== Input material ==
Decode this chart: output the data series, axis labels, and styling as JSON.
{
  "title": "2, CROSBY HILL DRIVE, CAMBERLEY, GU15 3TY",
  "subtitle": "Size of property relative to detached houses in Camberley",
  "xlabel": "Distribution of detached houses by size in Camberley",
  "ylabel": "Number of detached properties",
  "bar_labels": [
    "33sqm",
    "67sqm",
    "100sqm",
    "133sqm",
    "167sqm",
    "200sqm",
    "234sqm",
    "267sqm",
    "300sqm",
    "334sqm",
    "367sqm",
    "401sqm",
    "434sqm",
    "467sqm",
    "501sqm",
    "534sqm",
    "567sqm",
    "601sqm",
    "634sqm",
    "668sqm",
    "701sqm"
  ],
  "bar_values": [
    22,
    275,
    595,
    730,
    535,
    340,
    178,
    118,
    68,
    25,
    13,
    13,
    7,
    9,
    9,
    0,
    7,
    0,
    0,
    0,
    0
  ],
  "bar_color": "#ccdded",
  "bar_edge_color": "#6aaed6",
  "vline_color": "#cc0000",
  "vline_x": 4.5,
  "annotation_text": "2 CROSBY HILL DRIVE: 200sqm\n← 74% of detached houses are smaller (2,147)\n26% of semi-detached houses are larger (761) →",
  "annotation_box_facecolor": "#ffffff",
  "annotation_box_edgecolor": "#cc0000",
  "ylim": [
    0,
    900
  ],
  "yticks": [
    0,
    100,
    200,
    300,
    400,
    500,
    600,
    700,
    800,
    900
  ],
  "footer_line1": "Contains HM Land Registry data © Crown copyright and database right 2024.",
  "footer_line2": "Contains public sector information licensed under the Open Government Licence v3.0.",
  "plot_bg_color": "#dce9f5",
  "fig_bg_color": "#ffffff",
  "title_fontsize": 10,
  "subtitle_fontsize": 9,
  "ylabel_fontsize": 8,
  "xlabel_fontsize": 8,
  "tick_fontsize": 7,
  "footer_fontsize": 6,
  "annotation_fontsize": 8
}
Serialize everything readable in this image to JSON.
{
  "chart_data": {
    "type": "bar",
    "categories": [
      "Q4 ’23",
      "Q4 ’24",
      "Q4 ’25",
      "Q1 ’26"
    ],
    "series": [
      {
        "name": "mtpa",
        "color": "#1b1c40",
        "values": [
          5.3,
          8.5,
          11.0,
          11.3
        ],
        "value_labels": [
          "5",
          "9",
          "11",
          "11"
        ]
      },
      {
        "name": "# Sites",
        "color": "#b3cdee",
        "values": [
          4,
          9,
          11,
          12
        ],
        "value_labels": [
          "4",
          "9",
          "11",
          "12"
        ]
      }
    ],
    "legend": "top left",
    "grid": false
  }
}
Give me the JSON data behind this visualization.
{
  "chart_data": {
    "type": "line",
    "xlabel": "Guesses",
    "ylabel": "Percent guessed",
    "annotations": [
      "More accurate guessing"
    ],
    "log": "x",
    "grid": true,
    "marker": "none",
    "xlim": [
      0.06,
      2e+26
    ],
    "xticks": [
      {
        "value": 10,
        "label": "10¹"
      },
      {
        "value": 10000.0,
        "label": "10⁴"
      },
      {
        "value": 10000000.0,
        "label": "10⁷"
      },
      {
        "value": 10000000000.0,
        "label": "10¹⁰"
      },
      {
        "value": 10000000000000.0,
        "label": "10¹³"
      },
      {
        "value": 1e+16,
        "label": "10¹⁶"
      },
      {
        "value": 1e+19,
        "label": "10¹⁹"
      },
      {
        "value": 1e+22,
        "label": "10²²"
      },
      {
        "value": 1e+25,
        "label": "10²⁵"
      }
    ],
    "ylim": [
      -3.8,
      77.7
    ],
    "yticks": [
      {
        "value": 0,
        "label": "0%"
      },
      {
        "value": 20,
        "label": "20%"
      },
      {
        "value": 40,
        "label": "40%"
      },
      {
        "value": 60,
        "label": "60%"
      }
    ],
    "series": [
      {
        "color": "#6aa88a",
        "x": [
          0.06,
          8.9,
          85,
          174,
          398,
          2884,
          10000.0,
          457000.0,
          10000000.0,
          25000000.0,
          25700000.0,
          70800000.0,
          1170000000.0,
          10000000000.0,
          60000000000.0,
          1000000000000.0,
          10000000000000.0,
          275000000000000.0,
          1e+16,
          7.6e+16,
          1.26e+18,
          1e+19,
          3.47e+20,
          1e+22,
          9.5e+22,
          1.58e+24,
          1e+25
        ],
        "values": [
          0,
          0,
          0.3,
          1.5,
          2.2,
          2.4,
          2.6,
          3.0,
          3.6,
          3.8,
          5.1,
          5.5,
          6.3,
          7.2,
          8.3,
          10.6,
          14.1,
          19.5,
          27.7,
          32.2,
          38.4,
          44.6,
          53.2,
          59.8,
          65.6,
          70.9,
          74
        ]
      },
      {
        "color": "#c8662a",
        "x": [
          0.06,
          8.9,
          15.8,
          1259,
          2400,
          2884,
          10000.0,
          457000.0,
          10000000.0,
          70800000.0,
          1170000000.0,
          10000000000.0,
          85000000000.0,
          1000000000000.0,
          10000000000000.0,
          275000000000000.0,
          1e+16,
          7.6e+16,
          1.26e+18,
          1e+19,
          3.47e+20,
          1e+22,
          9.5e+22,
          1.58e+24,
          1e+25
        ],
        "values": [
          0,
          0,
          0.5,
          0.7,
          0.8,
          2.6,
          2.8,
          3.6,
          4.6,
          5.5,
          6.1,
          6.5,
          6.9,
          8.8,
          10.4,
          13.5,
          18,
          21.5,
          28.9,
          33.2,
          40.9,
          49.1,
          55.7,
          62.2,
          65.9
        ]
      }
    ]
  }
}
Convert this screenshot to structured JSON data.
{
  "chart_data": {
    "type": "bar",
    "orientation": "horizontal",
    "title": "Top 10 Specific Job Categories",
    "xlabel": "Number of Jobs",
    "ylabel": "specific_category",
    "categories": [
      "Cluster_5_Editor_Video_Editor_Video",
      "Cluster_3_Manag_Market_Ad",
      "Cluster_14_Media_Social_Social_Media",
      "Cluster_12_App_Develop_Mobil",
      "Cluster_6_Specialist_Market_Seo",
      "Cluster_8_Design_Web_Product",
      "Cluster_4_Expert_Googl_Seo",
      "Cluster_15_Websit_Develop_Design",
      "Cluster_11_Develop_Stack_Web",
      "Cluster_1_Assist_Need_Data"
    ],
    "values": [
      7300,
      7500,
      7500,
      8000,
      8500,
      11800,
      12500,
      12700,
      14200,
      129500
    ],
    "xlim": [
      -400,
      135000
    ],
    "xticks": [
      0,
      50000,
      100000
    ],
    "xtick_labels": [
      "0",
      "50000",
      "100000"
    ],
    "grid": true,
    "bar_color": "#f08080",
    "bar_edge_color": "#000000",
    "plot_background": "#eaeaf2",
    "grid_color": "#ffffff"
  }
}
===
Task prompt => Each line of the listing should be echoed back exactly.

In response =>
Decode this chart: output the data series, axis labels, and styling as JSON.
{
  "title": "2, CROSBY HILL DRIVE, CAMBERLEY, GU15 3TY",
  "subtitle": "Size of property relative to detached houses in Camberley",
  "xlabel": "Distribution of detached houses by size in Camberley",
  "ylabel": "Number of detached properties",
  "bar_labels": [
    "33sqm",
    "67sqm",
    "100sqm",
    "133sqm",
    "167sqm",
    "200sqm",
    "234sqm",
    "267sqm",
    "300sqm",
    "334sqm",
    "367sqm",
    "401sqm",
    "434sqm",
    "467sqm",
    "501sqm",
    "534sqm",
    "567sqm",
    "601sqm",
    "634sqm",
    "668sqm",
    "701sqm"
  ],
  "bar_values": [
    22,
    275,
    595,
    730,
    535,
    340,
    178,
    118,
    68,
    25,
    13,
    13,
    7,
    9,
    9,
    0,
    7,
    0,
    0,
    0,
    0
  ],
  "bar_color": "#ccdded",
  "bar_edge_color": "#6aaed6",
  "vline_color": "#cc0000",
  "vline_x": 4.5,
  "annotation_text": "2 CROSBY HILL DRIVE: 200sqm\n← 74% of detached houses are smaller (2,147)\n26% of semi-detached houses are larger (761) →",
  "annotation_box_facecolor": "#ffffff",
  "annotation_box_edgecolor": "#cc0000",
  "ylim": [
    0,
    900
  ],
  "yticks": [
    0,
    100,
    200,
    300,
    400,
    500,
    600,
    700,
    800,
    900
  ],
  "footer_line1": "Contains HM Land Registry data © Crown copyright and database right 2024.",
  "footer_line2": "Contains public sector information licensed under the Open Government Licence v3.0.",
  "plot_bg_color": "#dce9f5",
  "fig_bg_color": "#ffffff",
  "title_fontsize": 10,
  "subtitle_fontsize": 9,
  "ylabel_fontsize": 8,
  "xlabel_fontsize": 8,
  "tick_fontsize": 7,
  "footer_fontsize": 6,
  "annotation_fontsize": 8
}
Serialize everything readable in this image to JSON.
{
  "chart_data": {
    "type": "bar",
    "categories": [
      "Q4 ’23",
      "Q4 ’24",
      "Q4 ’25",
      "Q1 ’26"
    ],
    "series": [
      {
        "name": "mtpa",
        "color": "#1b1c40",
        "values": [
          5.3,
          8.5,
          11.0,
          11.3
        ],
        "value_labels": [
          "5",
          "9",
          "11",
          "11"
        ]
      },
      {
        "name": "# Sites",
        "color": "#b3cdee",
        "values": [
          4,
          9,
          11,
          12
        ],
        "value_labels": [
          "4",
          "9",
          "11",
          "12"
        ]
      }
    ],
    "legend": "top left",
    "grid": false
  }
}
Give me the JSON data behind this visualization.
{
  "chart_data": {
    "type": "line",
    "xlabel": "Guesses",
    "ylabel": "Percent guessed",
    "annotations": [
      "More accurate guessing"
    ],
    "log": "x",
    "grid": true,
    "marker": "none",
    "xlim": [
      0.06,
      2e+26
    ],
    "xticks": [
      {
        "value": 10,
        "label": "10¹"
      },
      {
        "value": 10000.0,
        "label": "10⁴"
      },
      {
        "value": 10000000.0,
        "label": "10⁷"
      },
      {
        "value": 10000000000.0,
        "label": "10¹⁰"
      },
      {
        "value": 10000000000000.0,
        "label": "10¹³"
      },
      {
        "value": 1e+16,
        "label": "10¹⁶"
      },
      {
        "value": 1e+19,
        "label": "10¹⁹"
      },
      {
        "value": 1e+22,
        "label": "10²²"
      },
      {
        "value": 1e+25,
        "label": "10²⁵"
      }
    ],
    "ylim": [
      -3.8,
      77.7
    ],
    "yticks": [
      {
        "value": 0,
        "label": "0%"
      },
      {
        "value": 20,
        "label": "20%"
      },
      {
        "value": 40,
        "label": "40%"
      },
      {
        "value": 60,
        "label": "60%"
      }
    ],
    "series": [
      {
        "color": "#6aa88a",
        "x": [
          0.06,
          8.9,
          85,
          174,
          398,
          2884,
          10000.0,
          457000.0,
          10000000.0,
          25000000.0,
          25700000.0,
          70800000.0,
          1170000000.0,
          10000000000.0,
          60000000000.0,
          1000000000000.0,
          10000000000000.0,
          275000000000000.0,
          1e+16,
          7.6e+16,
          1.26e+18,
          1e+19,
          3.47e+20,
          1e+22,
          9.5e+22,
          1.58e+24,
          1e+25
        ],
        "values": [
          0,
          0,
          0.3,
          1.5,
          2.2,
          2.4,
          2.6,
          3.0,
          3.6,
          3.8,
          5.1,
          5.5,
          6.3,
          7.2,
          8.3,
          10.6,
          14.1,
          19.5,
          27.7,
          32.2,
          38.4,
          44.6,
          53.2,
          59.8,
          65.6,
          70.9,
          74
        ]
      },
      {
        "color": "#c8662a",
        "x": [
          0.06,
          8.9,
          15.8,
          1259,
          2400,
          2884,
          10000.0,
          457000.0,
          10000000.0,
          70800000.0,
          1170000000.0,
          10000000000.0,
          85000000000.0,
          1000000000000.0,
          10000000000000.0,
          275000000000000.0,
          1e+16,
          7.6e+16,
          1.26e+18,
          1e+19,
          3.47e+20,
          1e+22,
          9.5e+22,
          1.58e+24,
          1e+25
        ],
        "values": [
          0,
          0,
          0.5,
          0.7,
          0.8,
          2.6,
          2.8,
          3.6,
          4.6,
          5.5,
          6.1,
          6.5,
          6.9,
          8.8,
          10.4,
          13.5,
          18,
          21.5,
          28.9,
          33.2,
          40.9,
          49.1,
          55.7,
          62.2,
          65.9
        ]
      }
    ]
  }
}
Convert this screenshot to structured JSON data.
{
  "chart_data": {
    "type": "bar",
    "orientation": "horizontal",
    "title": "Top 10 Specific Job Categories",
    "xlabel": "Number of Jobs",
    "ylabel": "specific_category",
    "categories": [
      "Cluster_5_Editor_Video_Editor_Video",
      "Cluster_3_Manag_Market_Ad",
      "Cluster_14_Media_Social_Social_Media",
      "Cluster_12_App_Develop_Mobil",
      "Cluster_6_Specialist_Market_Seo",
      "Cluster_8_Design_Web_Product",
      "Cluster_4_Expert_Googl_Seo",
      "Cluster_15_Websit_Develop_Design",
      "Cluster_11_Develop_Stack_Web",
      "Cluster_1_Assist_Need_Data"
    ],
    "values": [
      7300,
      7500,
      7500,
      8000,
      8500,
      11800,
      12500,
      12700,
      14200,
      129500
    ],
    "xlim": [
      -400,
      135000
    ],
    "xticks": [
      0,
      50000,
      100000
    ],
    "xtick_labels": [
      "0",
      "50000",
      "100000"
    ],
    "grid": true,
    "bar_color": "#f08080",
    "bar_edge_color": "#000000",
    "plot_background": "#eaeaf2",
    "grid_color": "#ffffff"
  }
}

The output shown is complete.